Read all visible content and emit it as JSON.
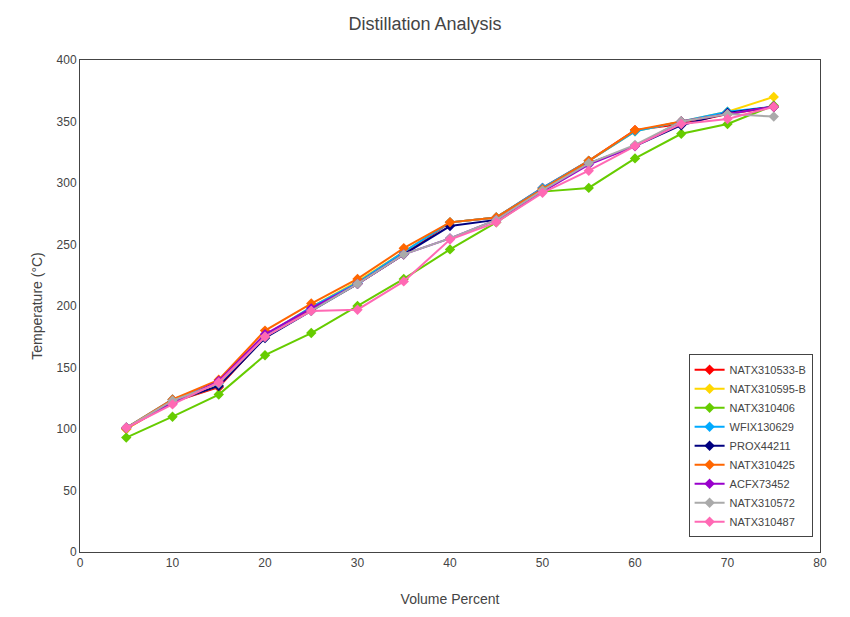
{
  "chart_data": {
    "type": "line",
    "title": "Distillation Analysis",
    "xlabel": "Volume Percent",
    "ylabel": "Temperature (°C)",
    "xlim": [
      0,
      80
    ],
    "ylim": [
      0,
      400
    ],
    "xticks": [
      0,
      10,
      20,
      30,
      40,
      50,
      60,
      70,
      80
    ],
    "yticks": [
      0,
      50,
      100,
      150,
      200,
      250,
      300,
      350,
      400
    ],
    "grid": false,
    "legend": "lower right",
    "x": [
      5,
      10,
      15,
      20,
      25,
      30,
      35,
      40,
      45,
      50,
      55,
      60,
      65,
      70,
      75
    ],
    "series": [
      {
        "name": "NATX310533-B",
        "color": "#FF0000",
        "marker": "diamond",
        "values": [
          100,
          122,
          134,
          175,
          197,
          218,
          242,
          268,
          272,
          296,
          318,
          343,
          348,
          356,
          362
        ]
      },
      {
        "name": "NATX310595-B",
        "color": "#FFD700",
        "marker": "diamond",
        "values": [
          100,
          122,
          135,
          176,
          199,
          220,
          244,
          268,
          272,
          295,
          318,
          342,
          350,
          358,
          370
        ]
      },
      {
        "name": "NATX310406",
        "color": "#66CC00",
        "marker": "diamond",
        "values": [
          93,
          110,
          128,
          160,
          178,
          200,
          222,
          246,
          268,
          293,
          296,
          320,
          340,
          348,
          363
        ]
      },
      {
        "name": "WFIX130629",
        "color": "#00AAFF",
        "marker": "diamond",
        "values": [
          101,
          124,
          137,
          176,
          199,
          219,
          244,
          268,
          272,
          296,
          318,
          342,
          350,
          358,
          362
        ]
      },
      {
        "name": "PROX44211",
        "color": "#000080",
        "marker": "diamond",
        "values": [
          101,
          122,
          135,
          174,
          196,
          218,
          242,
          265,
          270,
          294,
          316,
          330,
          347,
          357,
          362
        ]
      },
      {
        "name": "NATX310425",
        "color": "#FF6600",
        "marker": "diamond",
        "values": [
          101,
          124,
          140,
          180,
          202,
          222,
          247,
          268,
          272,
          295,
          318,
          343,
          350,
          356,
          362
        ]
      },
      {
        "name": "ACFX73452",
        "color": "#9900CC",
        "marker": "diamond",
        "values": [
          101,
          121,
          139,
          177,
          198,
          218,
          242,
          255,
          270,
          293,
          315,
          330,
          350,
          356,
          362
        ]
      },
      {
        "name": "NATX310572",
        "color": "#AAAAAA",
        "marker": "diamond",
        "values": [
          101,
          123,
          137,
          175,
          196,
          218,
          242,
          255,
          270,
          294,
          316,
          331,
          350,
          356,
          354
        ]
      },
      {
        "name": "NATX310487",
        "color": "#FF69B4",
        "marker": "diamond",
        "values": [
          101,
          120,
          138,
          175,
          196,
          197,
          220,
          254,
          268,
          292,
          310,
          330,
          348,
          352,
          362
        ]
      }
    ]
  }
}
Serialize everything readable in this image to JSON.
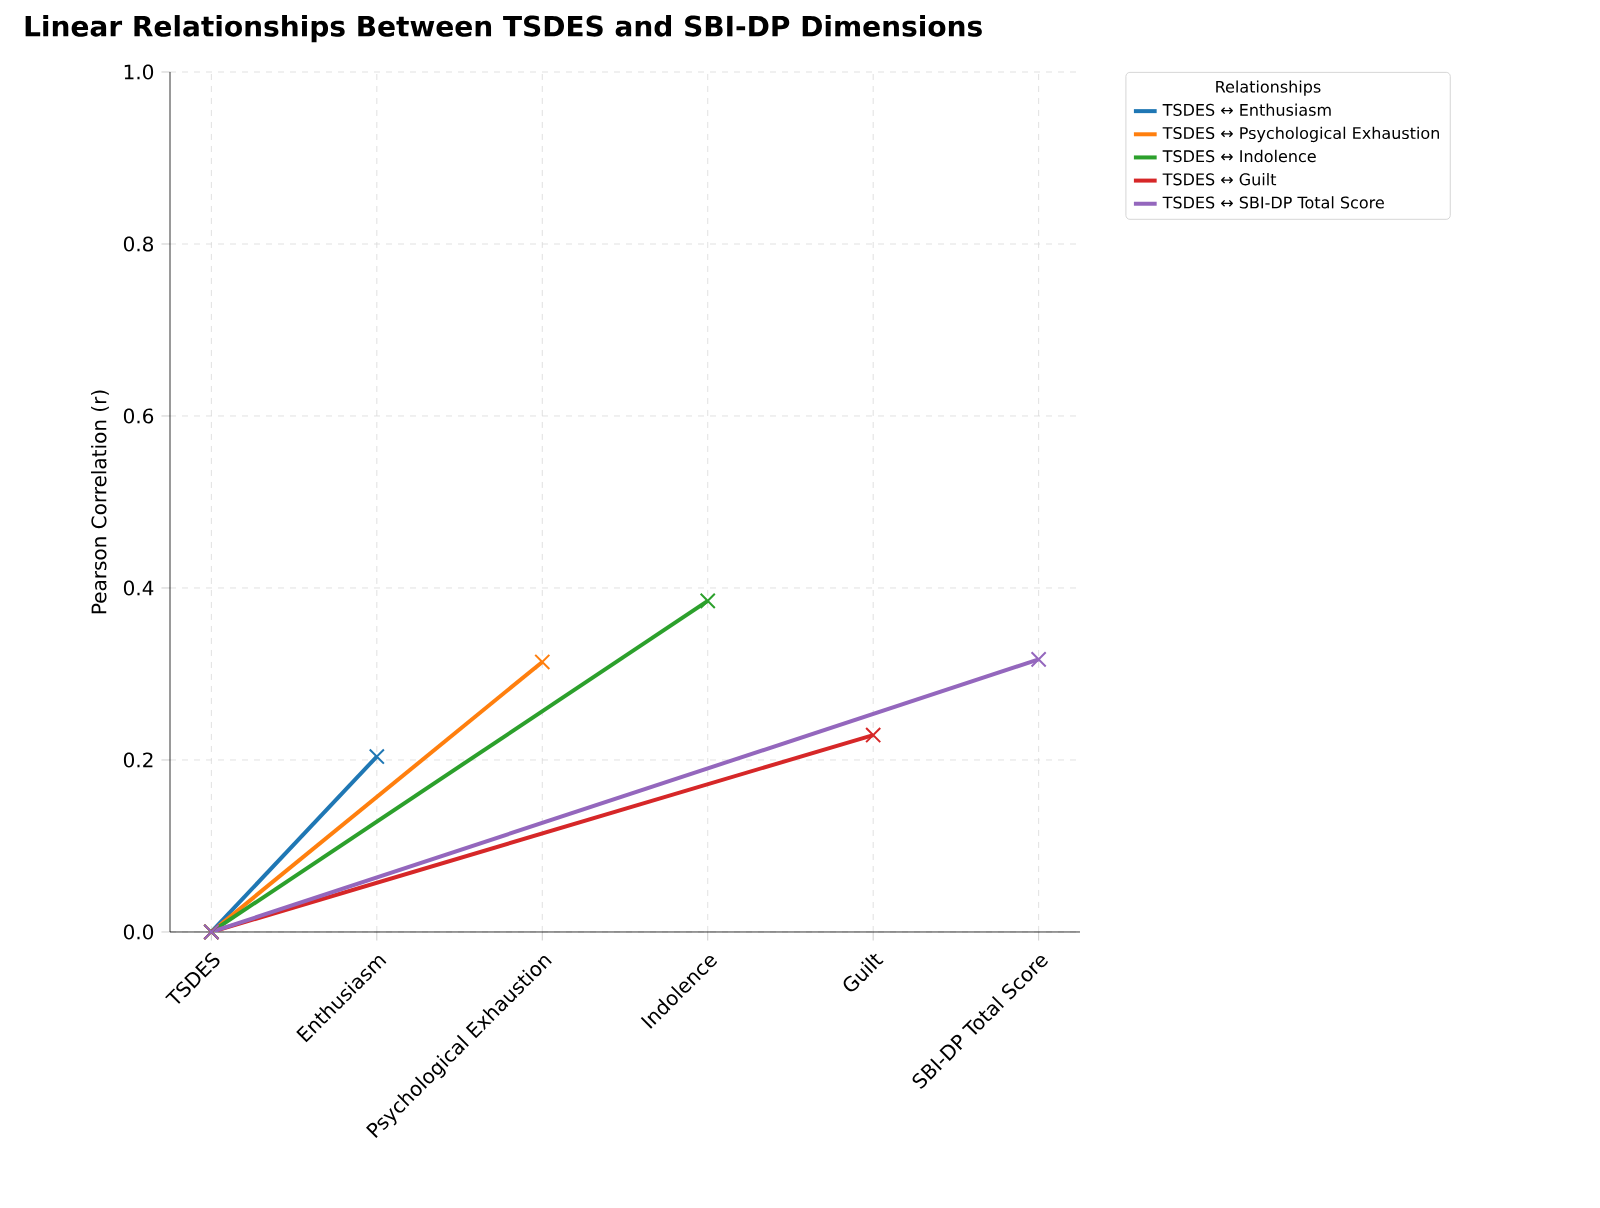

What you should do: Return all the lines that contain the string "JSON".

Response for this exercise:
Read all visible content and emit it as JSON.
Serialize everything readable in this image to JSON.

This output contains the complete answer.